>> start Data to use

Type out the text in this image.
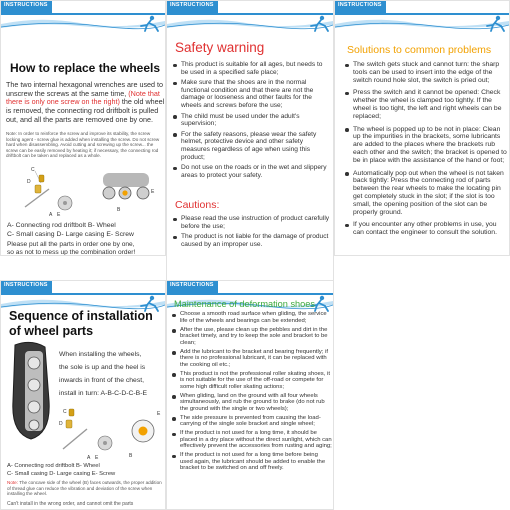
INSTRUCTIONS
How to replace the wheels
The two internal hexagonal wrenches are used to unscrew the screws at the same time, (Note that there is only one screw on the right) the old wheel is removed, the connecting rod driftbolt is pulled out, and all the parts are removed one by one.
Note: In order to reinforce the screw and improve its stability, the screw locking agent - screw glue is added when installing the screw. Do not screw hard when disassembling. Avoid cutting and screwing up the screw... the screw can be easily removed by heating it; if necessary, the connecting rod driftbolt can be taken and replaced as a whole.
C
D
A E
B
E
A- Connecting rod driftbolt B- Wheel
C- Small casing D- Large casing E- Screw
Please put all the parts in order one by one,
so as not to mess up the combination order!
INSTRUCTIONS
Safety warning
This product is suitable for all ages, but needs to be used in a specified safe place;
Make sure that the shoes are in the normal functional condition and that there are not the damage or looseness and other faults for the wheels and screws before the use;
The child must be used under the adult's supervision;
For the safety reasons, please wear the safety helmet, protective device and other safety measures regardless of age when using this product;
Do not use on the roads or in the wet and slippery areas to protect your safety.
Cautions:
Please read the use instruction of product carefully before the use;
The product is not liable for the damage of product caused by an improper use.
INSTRUCTIONS
Solutions to common problems
The switch gets stuck and cannot turn: the sharp tools can be used to insert into the edge of the switch round hole slot, the switch is pried out;
Press the switch and it cannot be opened: Check whether the wheel is clamped too tightly. If the wheel is too tight, the left and right wheels can be replaced;
The wheel is popped up to be not in place: Clean up the impurities in the brackets, some lubricants are added to the places where the brackets rub each other and the switch; the bracket is opened to be in place with the assistance of the hand or foot;
Automatically pop out when the wheel is not taken back tightly: Press the connecting rod of parts between the rear wheels to make the locating pin get completely stuck in the slot; if the slot is too small, the opening position of the slot can be properly ground.
If you encounter any other problems in use, you can contact the engineer to consult the solution.
INSTRUCTIONS
Sequence of installation
of wheel parts
When installing the wheels,
the sole is up and the heel is
inwards in front of the chest,
install in turn: A-B-C-D-C-B-E
C
D
A E	B
E
A- Connecting rod driftbolt B- Wheel
C- Small casing D- Large casing E- Screw
Note: The concave side of the wheel (B) faces outwards, the proper addition of thread glue can reduce the vibration and deviation of the screw when installing the wheel.
Can't install in the wrong order, and cannot omit the parts
INSTRUCTIONS
Maintenance of deformation shoes
Choose a smooth road surface when gliding, the service life of the wheels and bearings can be extended;
After the use, please clean up the pebbles and dirt in the bracket timely, and try to keep the sole and bracket to be clean;
Add the lubricant to the bracket and bearing frequently; if there is no professional lubricant, it can be replaced with the cooking oil etc.;
This product is not the professional roller skating shoes, it is not suitable for the use of the off-road or compete for some high difficult roller skating actions;
When gliding, land on the ground with all four wheels simultaneously, and rub the ground to brake (do not rub the ground with the single or two wheels);
The side pressure is prevented from causing the load-carrying of the single sole bracket and single wheel;
If the product is not used for a long time, it should be placed in a dry place without the direct sunlight, which can effectively prevent the accessories from rusting and aging;
If the product is not used for a long time before being used again, the lubricant should be added to enable the bracket to be switched on and off freely.
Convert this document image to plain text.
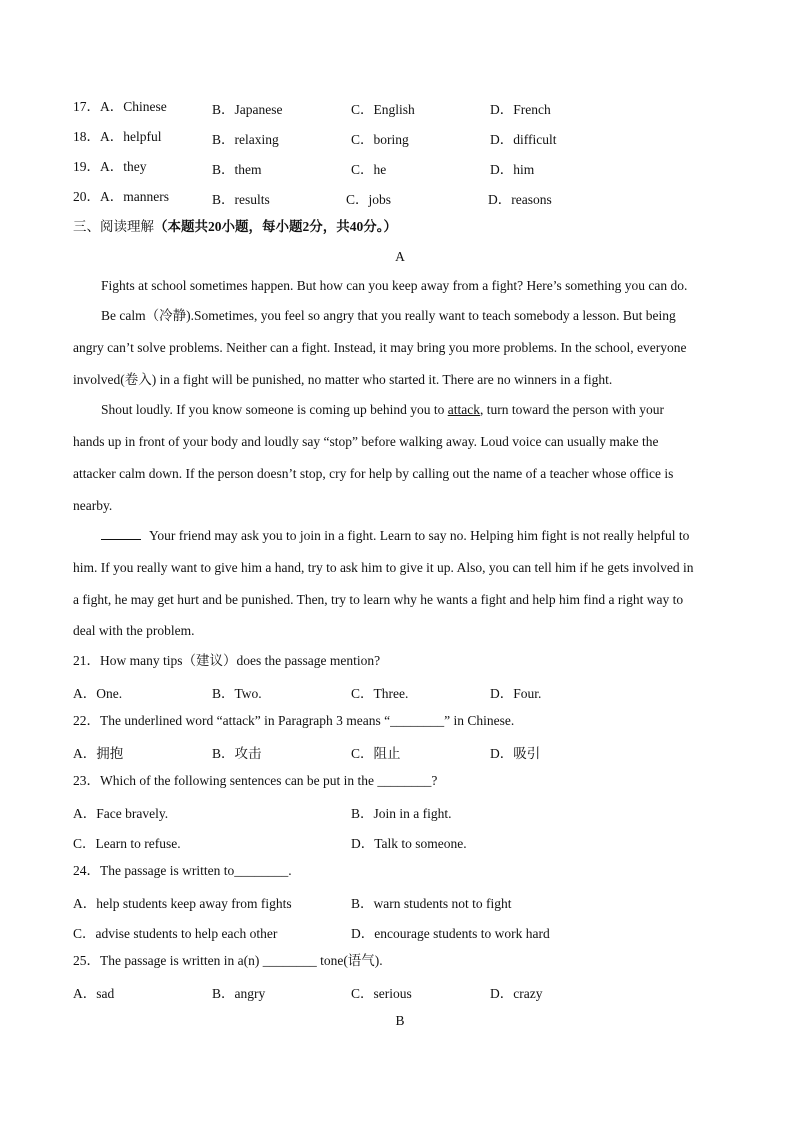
17．A．Chinese	B．Japanese	C．English	D．French
18．A．helpful	B．relaxing	C．boring	D．difficult
19．A．they	B．them	C．he	D．him
20．A．manners	B．results	C．jobs	D．reasons
三、阅读理解（本题共20小题，每小题2分，共40分。）
A
Fights at school sometimes happen. But how can you keep away from a fight? Here’s something you can do.
Be calm（冷静).Sometimes, you feel so angry that you really want to teach somebody a lesson. But being
angry can’t solve problems. Neither can a fight. Instead, it may bring you more problems. In the school, everyone
involved(卷入) in a fight will be punished, no matter who started it. There are no winners in a fight.
Shout loudly. If you know someone is coming up behind you to attack, turn toward the person with your
hands up in front of your body and loudly say “stop” before walking away. Loud voice can usually make the
attacker calm down. If the person doesn’t stop, cry for help by calling out the name of a teacher whose office is
nearby.
Your friend may ask you to join in a fight. Learn to say no. Helping him fight is not really helpful to
him. If you really want to give him a hand, try to ask him to give it up. Also, you can tell him if he gets involved in
a fight, he may get hurt and be punished. Then, try to learn why he wants a fight and help him find a right way to
deal with the problem.
21．How many tips（建议）does the passage mention?
A．One.	B．Two.	C．Three.	D．Four.
22．The underlined word “attack” in Paragraph 3 means “________” in Chinese.
A．拥抱	B．攻击	C．阻止	D．吸引
23．Which of the following sentences can be put in the ________?
A．Face bravely.	B．Join in a fight.
C．Learn to refuse.	D．Talk to someone.
24．The passage is written to________.
A．help students keep away from fights	B．warn students not to fight
C．advise students to help each other	D．encourage students to work hard
25．The passage is written in a(n) ________ tone(语气).
A．sad	B．angry	C．serious	D．crazy
B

>> end Data to use

### The task
Using the listing above, show every line that includes the string "calm".

### Exercise result
Be calm（冷静).Sometimes, you feel so angry that you really want to teach somebody a lesson. But being
attacker calm down. If the person doesn’t stop, cry for help by calling out the name of a teacher whose office is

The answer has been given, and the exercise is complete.